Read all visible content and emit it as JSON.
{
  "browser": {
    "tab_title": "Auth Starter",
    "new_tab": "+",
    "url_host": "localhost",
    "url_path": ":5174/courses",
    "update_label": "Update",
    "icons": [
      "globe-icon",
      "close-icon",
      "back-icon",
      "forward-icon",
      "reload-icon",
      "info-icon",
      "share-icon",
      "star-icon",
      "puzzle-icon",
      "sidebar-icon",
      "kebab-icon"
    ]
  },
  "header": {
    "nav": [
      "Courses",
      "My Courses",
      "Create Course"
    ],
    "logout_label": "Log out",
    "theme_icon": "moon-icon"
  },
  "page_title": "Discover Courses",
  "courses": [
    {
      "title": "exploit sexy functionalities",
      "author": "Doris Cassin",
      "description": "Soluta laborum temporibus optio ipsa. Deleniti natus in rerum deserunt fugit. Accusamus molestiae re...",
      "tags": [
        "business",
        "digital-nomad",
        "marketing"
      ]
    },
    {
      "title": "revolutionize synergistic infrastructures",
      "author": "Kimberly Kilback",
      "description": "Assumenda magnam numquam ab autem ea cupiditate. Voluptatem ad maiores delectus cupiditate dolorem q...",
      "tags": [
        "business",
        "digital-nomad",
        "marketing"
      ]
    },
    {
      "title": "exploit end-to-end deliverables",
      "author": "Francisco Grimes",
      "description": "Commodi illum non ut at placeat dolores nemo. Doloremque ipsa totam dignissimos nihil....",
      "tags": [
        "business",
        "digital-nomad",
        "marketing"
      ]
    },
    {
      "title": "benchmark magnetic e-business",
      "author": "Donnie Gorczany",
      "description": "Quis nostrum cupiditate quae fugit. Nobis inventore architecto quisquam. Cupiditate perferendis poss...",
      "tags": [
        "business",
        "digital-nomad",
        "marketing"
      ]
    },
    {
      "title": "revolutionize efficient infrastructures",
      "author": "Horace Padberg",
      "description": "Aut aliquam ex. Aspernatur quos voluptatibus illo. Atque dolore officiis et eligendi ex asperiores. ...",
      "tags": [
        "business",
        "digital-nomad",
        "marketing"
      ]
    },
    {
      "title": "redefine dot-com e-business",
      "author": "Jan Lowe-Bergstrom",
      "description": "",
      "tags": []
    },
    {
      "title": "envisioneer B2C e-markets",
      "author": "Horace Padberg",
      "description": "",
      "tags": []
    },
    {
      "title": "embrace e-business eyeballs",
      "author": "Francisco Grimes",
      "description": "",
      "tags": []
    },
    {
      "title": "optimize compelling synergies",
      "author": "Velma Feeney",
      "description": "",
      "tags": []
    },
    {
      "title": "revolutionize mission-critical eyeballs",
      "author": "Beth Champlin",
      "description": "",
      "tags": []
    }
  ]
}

################

- Task to complete
Go through the material and copy out every line with "ipsa" in it.

- Answer to the task
      "description": "Soluta laborum temporibus optio ipsa. Deleniti natus in rerum deserunt fugit. Accusamus molestiae re...",
      "description": "Commodi illum non ut at placeat dolores nemo. Doloremque ipsa totam dignissimos nihil....",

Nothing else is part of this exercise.